▶ **SET EXERCISE**
Copy these records line for line, without changing anything.

▶ **EXTRACTED RECORDS**

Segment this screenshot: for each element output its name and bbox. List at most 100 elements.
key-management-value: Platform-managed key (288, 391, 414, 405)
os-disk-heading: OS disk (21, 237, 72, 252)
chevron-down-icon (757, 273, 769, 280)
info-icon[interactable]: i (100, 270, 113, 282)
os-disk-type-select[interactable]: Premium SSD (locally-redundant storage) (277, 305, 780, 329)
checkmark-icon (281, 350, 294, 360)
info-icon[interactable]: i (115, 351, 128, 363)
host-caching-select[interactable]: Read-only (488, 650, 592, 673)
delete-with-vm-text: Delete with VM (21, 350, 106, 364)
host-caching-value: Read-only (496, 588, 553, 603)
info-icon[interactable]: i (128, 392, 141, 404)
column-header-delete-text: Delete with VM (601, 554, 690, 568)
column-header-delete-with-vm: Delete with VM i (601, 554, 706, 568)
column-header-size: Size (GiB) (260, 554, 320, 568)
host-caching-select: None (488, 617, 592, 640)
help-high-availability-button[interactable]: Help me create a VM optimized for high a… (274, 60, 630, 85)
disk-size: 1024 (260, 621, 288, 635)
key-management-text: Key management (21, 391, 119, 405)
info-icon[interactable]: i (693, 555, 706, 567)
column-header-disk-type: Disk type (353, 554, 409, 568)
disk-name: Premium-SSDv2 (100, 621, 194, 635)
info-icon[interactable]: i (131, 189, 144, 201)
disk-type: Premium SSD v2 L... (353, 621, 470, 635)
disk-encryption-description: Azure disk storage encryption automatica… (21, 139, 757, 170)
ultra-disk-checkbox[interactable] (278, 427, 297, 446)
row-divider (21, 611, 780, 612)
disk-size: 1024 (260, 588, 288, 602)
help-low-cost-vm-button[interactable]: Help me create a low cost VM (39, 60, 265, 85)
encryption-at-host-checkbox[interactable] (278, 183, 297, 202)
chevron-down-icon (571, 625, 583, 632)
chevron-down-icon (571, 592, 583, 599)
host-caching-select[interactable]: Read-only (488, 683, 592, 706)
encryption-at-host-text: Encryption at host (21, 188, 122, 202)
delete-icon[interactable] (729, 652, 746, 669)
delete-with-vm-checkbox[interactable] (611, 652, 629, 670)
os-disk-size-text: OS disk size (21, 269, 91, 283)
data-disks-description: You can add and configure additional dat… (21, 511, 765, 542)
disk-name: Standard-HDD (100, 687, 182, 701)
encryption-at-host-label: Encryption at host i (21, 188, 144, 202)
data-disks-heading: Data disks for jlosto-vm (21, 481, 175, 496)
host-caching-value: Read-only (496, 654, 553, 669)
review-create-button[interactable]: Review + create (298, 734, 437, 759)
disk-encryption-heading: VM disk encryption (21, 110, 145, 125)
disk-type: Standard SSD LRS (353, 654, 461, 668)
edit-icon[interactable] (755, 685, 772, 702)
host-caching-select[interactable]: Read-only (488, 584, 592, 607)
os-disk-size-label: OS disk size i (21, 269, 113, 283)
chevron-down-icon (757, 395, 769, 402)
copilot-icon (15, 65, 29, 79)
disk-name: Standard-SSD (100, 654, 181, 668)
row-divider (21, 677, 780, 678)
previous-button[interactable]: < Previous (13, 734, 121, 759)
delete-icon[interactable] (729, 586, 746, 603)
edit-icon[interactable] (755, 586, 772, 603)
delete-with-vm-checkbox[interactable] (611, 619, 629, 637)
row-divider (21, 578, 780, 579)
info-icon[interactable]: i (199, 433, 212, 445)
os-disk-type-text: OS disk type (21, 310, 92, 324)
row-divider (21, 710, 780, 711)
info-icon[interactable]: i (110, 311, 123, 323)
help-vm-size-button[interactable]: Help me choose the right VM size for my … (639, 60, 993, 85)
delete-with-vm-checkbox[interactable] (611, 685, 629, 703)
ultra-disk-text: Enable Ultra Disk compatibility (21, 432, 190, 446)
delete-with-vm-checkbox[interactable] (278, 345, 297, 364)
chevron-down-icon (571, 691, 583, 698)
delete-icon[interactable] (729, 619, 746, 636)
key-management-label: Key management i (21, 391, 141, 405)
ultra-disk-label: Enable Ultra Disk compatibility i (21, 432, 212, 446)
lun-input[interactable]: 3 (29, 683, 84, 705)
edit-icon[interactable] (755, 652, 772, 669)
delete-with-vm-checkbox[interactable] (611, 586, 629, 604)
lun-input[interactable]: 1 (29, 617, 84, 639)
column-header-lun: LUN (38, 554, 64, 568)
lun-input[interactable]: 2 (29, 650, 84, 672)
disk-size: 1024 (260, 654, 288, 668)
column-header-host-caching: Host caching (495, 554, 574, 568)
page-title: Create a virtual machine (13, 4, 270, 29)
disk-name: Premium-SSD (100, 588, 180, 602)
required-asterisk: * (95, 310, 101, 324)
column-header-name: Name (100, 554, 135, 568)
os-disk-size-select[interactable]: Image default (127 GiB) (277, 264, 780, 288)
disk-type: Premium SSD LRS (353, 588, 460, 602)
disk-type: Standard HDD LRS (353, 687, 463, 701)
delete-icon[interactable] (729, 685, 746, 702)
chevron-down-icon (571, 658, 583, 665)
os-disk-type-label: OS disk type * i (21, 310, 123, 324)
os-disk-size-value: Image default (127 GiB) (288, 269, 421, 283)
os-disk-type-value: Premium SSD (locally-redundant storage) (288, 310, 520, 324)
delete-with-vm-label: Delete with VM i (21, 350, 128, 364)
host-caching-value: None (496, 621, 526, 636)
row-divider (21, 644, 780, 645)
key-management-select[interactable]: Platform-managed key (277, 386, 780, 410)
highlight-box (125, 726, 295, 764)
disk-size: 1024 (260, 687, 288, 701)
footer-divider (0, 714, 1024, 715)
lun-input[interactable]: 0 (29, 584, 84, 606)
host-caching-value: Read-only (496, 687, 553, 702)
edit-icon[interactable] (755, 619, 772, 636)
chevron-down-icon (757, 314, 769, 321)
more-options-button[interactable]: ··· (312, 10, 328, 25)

▶ **IN RESPONSE**
Segment this screenshot: for each element output its name and bbox. List at most 100 elements.
key-management-value: Platform-managed key (288, 391, 414, 405)
os-disk-heading: OS disk (21, 237, 72, 252)
chevron-down-icon (757, 273, 769, 280)
info-icon[interactable]: i (100, 270, 113, 282)
os-disk-type-select[interactable]: Premium SSD (locally-redundant storage) (277, 305, 780, 329)
checkmark-icon (281, 350, 294, 360)
info-icon[interactable]: i (115, 351, 128, 363)
host-caching-select[interactable]: Read-only (488, 650, 592, 673)
delete-with-vm-text: Delete with VM (21, 350, 106, 364)
host-caching-value: Read-only (496, 588, 553, 603)
info-icon[interactable]: i (128, 392, 141, 404)
column-header-delete-text: Delete with VM (601, 554, 690, 568)
column-header-delete-with-vm: Delete with VM i (601, 554, 706, 568)
column-header-size: Size (GiB) (260, 554, 320, 568)
host-caching-select: None (488, 617, 592, 640)
help-high-availability-button[interactable]: Help me create a VM optimized for high a… (274, 60, 630, 85)
disk-size: 1024 (260, 621, 288, 635)
key-management-text: Key management (21, 391, 119, 405)
info-icon[interactable]: i (693, 555, 706, 567)
column-header-disk-type: Disk type (353, 554, 409, 568)
disk-name: Premium-SSDv2 (100, 621, 194, 635)
info-icon[interactable]: i (131, 189, 144, 201)
disk-type: Premium SSD v2 L... (353, 621, 470, 635)
disk-encryption-description: Azure disk storage encryption automatica… (21, 139, 757, 170)
ultra-disk-checkbox[interactable] (278, 427, 297, 446)
row-divider (21, 611, 780, 612)
disk-size: 1024 (260, 588, 288, 602)
help-low-cost-vm-button[interactable]: Help me create a low cost VM (39, 60, 265, 85)
encryption-at-host-checkbox[interactable] (278, 183, 297, 202)
chevron-down-icon (571, 625, 583, 632)
chevron-down-icon (571, 592, 583, 599)
host-caching-select[interactable]: Read-only (488, 683, 592, 706)
encryption-at-host-text: Encryption at host (21, 188, 122, 202)
delete-icon[interactable] (729, 652, 746, 669)
delete-with-vm-checkbox[interactable] (611, 652, 629, 670)
os-disk-size-text: OS disk size (21, 269, 91, 283)
data-disks-description: You can add and configure additional dat… (21, 511, 765, 542)
disk-name: Standard-HDD (100, 687, 182, 701)
encryption-at-host-label: Encryption at host i (21, 188, 144, 202)
data-disks-heading: Data disks for jlosto-vm (21, 481, 175, 496)
host-caching-value: Read-only (496, 654, 553, 669)
review-create-button[interactable]: Review + create (298, 734, 437, 759)
disk-encryption-heading: VM disk encryption (21, 110, 145, 125)
disk-type: Standard SSD LRS (353, 654, 461, 668)
edit-icon[interactable] (755, 685, 772, 702)
host-caching-select[interactable]: Read-only (488, 584, 592, 607)
os-disk-size-label: OS disk size i (21, 269, 113, 283)
chevron-down-icon (757, 395, 769, 402)
copilot-icon (15, 65, 29, 79)
disk-name: Standard-SSD (100, 654, 181, 668)
row-divider (21, 677, 780, 678)
previous-button[interactable]: < Previous (13, 734, 121, 759)
delete-icon[interactable] (729, 586, 746, 603)
edit-icon[interactable] (755, 586, 772, 603)
delete-with-vm-checkbox[interactable] (611, 619, 629, 637)
row-divider (21, 578, 780, 579)
info-icon[interactable]: i (199, 433, 212, 445)
os-disk-type-text: OS disk type (21, 310, 92, 324)
row-divider (21, 710, 780, 711)
info-icon[interactable]: i (110, 311, 123, 323)
help-vm-size-button[interactable]: Help me choose the right VM size for my … (639, 60, 993, 85)
delete-with-vm-checkbox[interactable] (611, 685, 629, 703)
ultra-disk-text: Enable Ultra Disk compatibility (21, 432, 190, 446)
delete-with-vm-checkbox[interactable] (278, 345, 297, 364)
chevron-down-icon (571, 691, 583, 698)
delete-icon[interactable] (729, 619, 746, 636)
key-management-label: Key management i (21, 391, 141, 405)
ultra-disk-label: Enable Ultra Disk compatibility i (21, 432, 212, 446)
lun-input[interactable]: 3 (29, 683, 84, 705)
edit-icon[interactable] (755, 652, 772, 669)
delete-with-vm-checkbox[interactable] (611, 586, 629, 604)
lun-input[interactable]: 1 (29, 617, 84, 639)
column-header-lun: LUN (38, 554, 64, 568)
lun-input[interactable]: 2 (29, 650, 84, 672)
disk-size: 1024 (260, 654, 288, 668)
column-header-host-caching: Host caching (495, 554, 574, 568)
page-title: Create a virtual machine (13, 4, 270, 29)
disk-name: Premium-SSD (100, 588, 180, 602)
required-asterisk: * (95, 310, 101, 324)
column-header-name: Name (100, 554, 135, 568)
os-disk-size-select[interactable]: Image default (127 GiB) (277, 264, 780, 288)
disk-type: Premium SSD LRS (353, 588, 460, 602)
disk-type: Standard HDD LRS (353, 687, 463, 701)
delete-icon[interactable] (729, 685, 746, 702)
chevron-down-icon (571, 658, 583, 665)
os-disk-type-label: OS disk type * i (21, 310, 123, 324)
os-disk-size-value: Image default (127 GiB) (288, 269, 421, 283)
os-disk-type-value: Premium SSD (locally-redundant storage) (288, 310, 520, 324)
delete-with-vm-label: Delete with VM i (21, 350, 128, 364)
host-caching-value: None (496, 621, 526, 636)
row-divider (21, 644, 780, 645)
key-management-select[interactable]: Platform-managed key (277, 386, 780, 410)
highlight-box (125, 726, 295, 764)
disk-size: 1024 (260, 687, 288, 701)
footer-divider (0, 714, 1024, 715)
lun-input[interactable]: 0 (29, 584, 84, 606)
host-caching-value: Read-only (496, 687, 553, 702)
edit-icon[interactable] (755, 619, 772, 636)
chevron-down-icon (757, 314, 769, 321)
more-options-button[interactable]: ··· (312, 10, 328, 25)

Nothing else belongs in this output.